**REQUIREMENT**. Check each line of the material below for "الراتب", then copy the ones that contain it.

________

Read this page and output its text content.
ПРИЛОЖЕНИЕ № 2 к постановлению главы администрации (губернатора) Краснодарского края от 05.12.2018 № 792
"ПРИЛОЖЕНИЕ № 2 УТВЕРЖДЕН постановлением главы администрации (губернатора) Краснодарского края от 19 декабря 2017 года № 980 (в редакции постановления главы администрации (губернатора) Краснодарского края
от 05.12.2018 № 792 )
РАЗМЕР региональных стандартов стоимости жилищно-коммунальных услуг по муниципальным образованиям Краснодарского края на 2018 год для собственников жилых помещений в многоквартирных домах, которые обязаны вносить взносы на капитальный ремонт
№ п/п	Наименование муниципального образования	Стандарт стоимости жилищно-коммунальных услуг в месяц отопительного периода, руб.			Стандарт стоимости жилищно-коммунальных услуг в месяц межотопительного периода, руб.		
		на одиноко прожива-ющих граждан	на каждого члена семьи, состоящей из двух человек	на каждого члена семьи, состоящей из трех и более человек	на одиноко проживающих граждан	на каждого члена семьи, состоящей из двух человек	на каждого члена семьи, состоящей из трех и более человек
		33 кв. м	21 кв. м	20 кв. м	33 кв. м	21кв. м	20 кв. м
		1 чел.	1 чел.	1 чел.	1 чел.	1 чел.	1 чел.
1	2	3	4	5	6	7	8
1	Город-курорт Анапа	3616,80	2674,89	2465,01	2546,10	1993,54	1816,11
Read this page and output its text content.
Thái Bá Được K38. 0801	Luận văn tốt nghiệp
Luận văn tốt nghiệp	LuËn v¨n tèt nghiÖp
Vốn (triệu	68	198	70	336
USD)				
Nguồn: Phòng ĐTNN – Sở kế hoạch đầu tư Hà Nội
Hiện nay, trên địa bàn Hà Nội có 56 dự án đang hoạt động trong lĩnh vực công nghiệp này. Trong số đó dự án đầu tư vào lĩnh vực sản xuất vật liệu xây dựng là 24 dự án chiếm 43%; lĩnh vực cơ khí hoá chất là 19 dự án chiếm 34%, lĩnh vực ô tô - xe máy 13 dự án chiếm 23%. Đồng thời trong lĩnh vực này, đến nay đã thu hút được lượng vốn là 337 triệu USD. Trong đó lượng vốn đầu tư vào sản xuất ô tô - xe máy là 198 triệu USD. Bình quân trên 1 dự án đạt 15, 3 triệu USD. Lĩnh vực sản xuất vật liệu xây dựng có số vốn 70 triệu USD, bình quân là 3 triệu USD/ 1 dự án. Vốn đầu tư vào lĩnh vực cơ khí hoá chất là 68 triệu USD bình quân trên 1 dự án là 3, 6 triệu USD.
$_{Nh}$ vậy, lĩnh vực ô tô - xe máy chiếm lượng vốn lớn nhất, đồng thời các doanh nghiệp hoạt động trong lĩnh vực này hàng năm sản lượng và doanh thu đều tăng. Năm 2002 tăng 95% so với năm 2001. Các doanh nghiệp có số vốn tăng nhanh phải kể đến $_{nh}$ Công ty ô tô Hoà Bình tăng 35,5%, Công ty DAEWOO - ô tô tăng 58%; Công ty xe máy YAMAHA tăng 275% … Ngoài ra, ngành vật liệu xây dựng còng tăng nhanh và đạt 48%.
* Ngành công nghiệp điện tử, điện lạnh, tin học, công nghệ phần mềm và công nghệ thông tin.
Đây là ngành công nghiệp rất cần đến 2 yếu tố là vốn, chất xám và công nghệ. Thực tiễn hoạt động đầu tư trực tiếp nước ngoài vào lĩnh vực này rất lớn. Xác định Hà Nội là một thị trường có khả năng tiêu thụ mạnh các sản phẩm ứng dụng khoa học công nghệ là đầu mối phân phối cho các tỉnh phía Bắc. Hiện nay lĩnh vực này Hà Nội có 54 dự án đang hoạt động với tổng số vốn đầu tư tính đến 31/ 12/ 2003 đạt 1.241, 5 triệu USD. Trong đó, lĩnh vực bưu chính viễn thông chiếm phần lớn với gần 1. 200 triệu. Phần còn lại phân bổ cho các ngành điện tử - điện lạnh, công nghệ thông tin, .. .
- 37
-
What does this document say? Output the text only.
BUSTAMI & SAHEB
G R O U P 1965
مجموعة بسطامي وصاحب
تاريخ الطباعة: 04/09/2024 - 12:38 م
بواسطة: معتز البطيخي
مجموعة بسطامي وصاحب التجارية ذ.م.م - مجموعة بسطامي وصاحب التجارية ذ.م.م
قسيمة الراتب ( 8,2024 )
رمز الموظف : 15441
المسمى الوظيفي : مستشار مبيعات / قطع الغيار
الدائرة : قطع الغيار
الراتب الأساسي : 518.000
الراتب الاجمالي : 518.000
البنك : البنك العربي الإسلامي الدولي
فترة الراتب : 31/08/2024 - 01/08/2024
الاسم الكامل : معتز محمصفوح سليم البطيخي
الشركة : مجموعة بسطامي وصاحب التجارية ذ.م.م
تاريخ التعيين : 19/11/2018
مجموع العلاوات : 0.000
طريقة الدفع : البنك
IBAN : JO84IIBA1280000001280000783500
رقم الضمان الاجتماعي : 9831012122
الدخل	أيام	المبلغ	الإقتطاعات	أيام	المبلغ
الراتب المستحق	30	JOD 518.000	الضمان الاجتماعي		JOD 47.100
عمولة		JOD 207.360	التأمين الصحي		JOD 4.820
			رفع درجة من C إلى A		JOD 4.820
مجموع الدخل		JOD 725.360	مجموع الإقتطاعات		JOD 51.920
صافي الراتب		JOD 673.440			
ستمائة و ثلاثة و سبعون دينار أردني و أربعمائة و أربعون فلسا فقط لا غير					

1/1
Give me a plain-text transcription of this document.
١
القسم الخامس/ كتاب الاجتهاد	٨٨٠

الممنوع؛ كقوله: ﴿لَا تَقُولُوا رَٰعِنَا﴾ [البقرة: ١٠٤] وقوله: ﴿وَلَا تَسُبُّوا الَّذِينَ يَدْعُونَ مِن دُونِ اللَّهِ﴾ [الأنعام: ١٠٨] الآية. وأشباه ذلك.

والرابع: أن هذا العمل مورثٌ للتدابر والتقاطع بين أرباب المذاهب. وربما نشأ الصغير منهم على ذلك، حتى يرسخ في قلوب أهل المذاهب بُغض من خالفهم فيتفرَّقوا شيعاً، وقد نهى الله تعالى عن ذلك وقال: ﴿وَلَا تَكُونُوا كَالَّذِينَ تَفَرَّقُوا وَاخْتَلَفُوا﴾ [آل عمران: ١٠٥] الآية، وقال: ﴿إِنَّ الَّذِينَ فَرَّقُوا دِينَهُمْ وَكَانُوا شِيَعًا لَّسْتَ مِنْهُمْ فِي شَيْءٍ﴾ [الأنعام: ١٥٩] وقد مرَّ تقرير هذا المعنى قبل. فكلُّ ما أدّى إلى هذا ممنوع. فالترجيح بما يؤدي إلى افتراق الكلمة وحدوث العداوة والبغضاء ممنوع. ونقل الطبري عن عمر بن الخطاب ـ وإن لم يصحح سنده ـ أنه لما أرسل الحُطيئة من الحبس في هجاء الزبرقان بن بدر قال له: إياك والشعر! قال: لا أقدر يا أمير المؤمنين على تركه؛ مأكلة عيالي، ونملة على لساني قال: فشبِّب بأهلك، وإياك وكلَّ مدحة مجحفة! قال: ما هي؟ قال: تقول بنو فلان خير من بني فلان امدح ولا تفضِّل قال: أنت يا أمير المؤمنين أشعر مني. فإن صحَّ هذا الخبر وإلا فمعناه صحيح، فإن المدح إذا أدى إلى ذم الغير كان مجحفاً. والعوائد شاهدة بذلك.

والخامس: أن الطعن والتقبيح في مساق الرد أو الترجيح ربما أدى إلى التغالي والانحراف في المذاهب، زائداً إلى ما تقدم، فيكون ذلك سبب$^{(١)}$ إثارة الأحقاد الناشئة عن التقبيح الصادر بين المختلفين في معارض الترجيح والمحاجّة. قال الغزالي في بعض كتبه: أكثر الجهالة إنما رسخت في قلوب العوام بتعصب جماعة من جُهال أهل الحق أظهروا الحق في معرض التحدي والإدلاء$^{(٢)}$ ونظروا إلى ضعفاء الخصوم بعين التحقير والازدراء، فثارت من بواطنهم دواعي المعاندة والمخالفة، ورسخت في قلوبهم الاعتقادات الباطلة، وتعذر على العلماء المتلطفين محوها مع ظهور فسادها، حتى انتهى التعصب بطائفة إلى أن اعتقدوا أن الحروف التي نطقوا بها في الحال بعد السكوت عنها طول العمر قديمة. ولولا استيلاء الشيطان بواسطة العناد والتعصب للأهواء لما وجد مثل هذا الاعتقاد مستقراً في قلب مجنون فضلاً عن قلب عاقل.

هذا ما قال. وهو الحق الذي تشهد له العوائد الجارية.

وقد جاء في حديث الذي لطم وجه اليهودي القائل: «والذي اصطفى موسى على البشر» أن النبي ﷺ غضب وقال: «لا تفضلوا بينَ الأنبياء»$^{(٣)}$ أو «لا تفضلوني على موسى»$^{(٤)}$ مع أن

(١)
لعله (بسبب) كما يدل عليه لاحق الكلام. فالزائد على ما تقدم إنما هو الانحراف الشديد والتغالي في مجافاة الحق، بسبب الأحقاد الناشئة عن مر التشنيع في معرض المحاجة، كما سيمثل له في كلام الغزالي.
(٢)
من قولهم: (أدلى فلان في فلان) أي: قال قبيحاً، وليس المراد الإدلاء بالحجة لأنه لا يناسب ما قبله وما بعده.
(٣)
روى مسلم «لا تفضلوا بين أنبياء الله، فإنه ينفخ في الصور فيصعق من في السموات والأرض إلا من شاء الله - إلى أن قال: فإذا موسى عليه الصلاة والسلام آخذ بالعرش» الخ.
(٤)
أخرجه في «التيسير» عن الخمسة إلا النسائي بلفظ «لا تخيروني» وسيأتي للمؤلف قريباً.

________

**TASK RESPONSE**.
قسيمة الراتب ( 8,2024 )
الراتب الأساسي : 518.000
الراتب الاجمالي : 518.000
فترة الراتب : 31/08/2024 - 01/08/2024
الراتب المستحق	30	JOD 518.000	الضمان الاجتماعي		JOD 47.100
صافي الراتب		JOD 673.440			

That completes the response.